◆ **INPUT DATA**
[Start of section]
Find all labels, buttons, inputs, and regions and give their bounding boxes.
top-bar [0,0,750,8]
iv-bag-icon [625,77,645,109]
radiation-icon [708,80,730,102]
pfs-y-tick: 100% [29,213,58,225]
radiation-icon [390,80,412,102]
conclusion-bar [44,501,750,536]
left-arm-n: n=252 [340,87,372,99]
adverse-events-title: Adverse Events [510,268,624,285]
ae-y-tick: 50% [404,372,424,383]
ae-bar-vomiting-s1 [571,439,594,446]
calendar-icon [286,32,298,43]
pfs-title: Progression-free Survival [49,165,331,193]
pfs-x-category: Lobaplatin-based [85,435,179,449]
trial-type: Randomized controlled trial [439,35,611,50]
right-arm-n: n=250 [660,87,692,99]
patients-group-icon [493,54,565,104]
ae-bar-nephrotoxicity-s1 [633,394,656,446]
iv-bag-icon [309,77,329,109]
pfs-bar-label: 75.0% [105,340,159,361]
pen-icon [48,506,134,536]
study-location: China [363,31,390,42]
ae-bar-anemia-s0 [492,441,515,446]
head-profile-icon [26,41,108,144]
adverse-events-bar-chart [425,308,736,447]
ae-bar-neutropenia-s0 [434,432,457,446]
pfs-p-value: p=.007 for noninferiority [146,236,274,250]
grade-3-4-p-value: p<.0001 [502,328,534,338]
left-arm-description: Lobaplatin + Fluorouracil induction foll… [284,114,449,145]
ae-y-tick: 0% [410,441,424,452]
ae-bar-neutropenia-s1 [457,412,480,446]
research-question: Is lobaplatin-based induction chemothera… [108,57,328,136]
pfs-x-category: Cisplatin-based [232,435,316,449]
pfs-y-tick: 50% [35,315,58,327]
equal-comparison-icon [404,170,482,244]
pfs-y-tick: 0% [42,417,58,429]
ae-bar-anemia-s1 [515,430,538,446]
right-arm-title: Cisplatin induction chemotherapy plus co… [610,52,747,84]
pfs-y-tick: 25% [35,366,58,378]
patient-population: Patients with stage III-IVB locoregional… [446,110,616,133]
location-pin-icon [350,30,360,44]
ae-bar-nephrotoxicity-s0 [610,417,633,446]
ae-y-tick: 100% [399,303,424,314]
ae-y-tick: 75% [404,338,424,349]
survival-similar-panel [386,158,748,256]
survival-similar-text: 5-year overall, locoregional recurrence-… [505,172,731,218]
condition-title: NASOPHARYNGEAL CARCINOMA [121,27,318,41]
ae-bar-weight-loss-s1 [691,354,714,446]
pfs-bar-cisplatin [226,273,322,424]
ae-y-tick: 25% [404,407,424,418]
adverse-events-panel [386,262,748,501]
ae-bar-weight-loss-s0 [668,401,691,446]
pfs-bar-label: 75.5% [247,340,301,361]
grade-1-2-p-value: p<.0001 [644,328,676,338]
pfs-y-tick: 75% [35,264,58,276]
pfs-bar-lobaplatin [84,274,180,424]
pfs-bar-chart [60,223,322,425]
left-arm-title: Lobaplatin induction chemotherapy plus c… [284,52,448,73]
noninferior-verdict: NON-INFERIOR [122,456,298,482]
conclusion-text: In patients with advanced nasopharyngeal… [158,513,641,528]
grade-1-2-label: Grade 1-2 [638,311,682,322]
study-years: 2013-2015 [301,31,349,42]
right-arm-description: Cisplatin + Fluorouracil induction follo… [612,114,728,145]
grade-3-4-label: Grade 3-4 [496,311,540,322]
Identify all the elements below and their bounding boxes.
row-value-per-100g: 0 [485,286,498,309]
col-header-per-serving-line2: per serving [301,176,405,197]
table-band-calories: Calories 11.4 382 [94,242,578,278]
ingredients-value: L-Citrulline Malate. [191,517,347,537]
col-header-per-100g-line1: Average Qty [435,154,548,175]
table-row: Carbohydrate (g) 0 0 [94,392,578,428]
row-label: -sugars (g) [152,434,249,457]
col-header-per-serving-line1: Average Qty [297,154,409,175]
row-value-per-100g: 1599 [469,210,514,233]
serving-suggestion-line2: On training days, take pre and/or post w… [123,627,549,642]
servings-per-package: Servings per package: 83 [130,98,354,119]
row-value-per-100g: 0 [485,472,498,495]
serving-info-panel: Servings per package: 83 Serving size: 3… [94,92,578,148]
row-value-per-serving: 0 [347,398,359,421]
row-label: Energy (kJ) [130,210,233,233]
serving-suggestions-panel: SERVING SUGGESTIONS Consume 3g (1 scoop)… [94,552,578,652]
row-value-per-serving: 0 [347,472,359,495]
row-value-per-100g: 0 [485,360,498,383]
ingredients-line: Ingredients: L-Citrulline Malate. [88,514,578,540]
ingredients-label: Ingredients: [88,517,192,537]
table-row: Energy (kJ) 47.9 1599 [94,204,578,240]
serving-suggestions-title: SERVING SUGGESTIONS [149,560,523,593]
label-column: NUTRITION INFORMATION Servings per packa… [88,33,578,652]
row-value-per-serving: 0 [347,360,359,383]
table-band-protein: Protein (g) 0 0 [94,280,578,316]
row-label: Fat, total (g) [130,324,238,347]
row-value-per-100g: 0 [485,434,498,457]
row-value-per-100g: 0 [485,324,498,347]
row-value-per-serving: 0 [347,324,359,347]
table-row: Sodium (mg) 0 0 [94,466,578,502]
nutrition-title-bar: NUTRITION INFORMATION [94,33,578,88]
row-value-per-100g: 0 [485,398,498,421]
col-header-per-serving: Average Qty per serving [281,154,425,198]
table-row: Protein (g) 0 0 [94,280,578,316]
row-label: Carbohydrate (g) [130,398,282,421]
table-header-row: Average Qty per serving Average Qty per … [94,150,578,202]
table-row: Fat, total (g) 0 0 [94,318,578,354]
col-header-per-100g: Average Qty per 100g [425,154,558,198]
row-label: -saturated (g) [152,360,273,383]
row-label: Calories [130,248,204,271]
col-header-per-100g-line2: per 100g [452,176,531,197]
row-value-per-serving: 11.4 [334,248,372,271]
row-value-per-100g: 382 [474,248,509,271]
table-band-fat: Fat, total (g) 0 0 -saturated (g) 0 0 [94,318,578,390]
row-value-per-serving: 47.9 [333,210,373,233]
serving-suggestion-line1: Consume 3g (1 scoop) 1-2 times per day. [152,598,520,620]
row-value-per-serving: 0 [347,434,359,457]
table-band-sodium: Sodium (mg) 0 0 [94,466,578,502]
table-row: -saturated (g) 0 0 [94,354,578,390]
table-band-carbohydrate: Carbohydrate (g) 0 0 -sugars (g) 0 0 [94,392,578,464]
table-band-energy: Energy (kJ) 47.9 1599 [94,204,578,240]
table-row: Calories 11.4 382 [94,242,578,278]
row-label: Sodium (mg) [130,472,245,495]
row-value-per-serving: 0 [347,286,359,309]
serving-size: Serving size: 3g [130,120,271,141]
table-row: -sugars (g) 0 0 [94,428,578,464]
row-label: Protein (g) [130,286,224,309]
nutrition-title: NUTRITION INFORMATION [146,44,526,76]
[End of section]
◆ **TASK BRIEF**
What lines in the material include the string "induction"? Pull each one out.

◆ **RESPONSE TO THE EXERCISE**
left-arm-description: Lobaplatin + Fluorouracil induction foll… [284,114,449,145]
research-question: Is lobaplatin-based induction chemothera… [108,57,328,136]
right-arm-title: Cisplatin induction chemotherapy plus co… [610,52,747,84]
left-arm-title: Lobaplatin induction chemotherapy plus c… [284,52,448,73]
right-arm-description: Cisplatin + Fluorouracil induction follo… [612,114,728,145]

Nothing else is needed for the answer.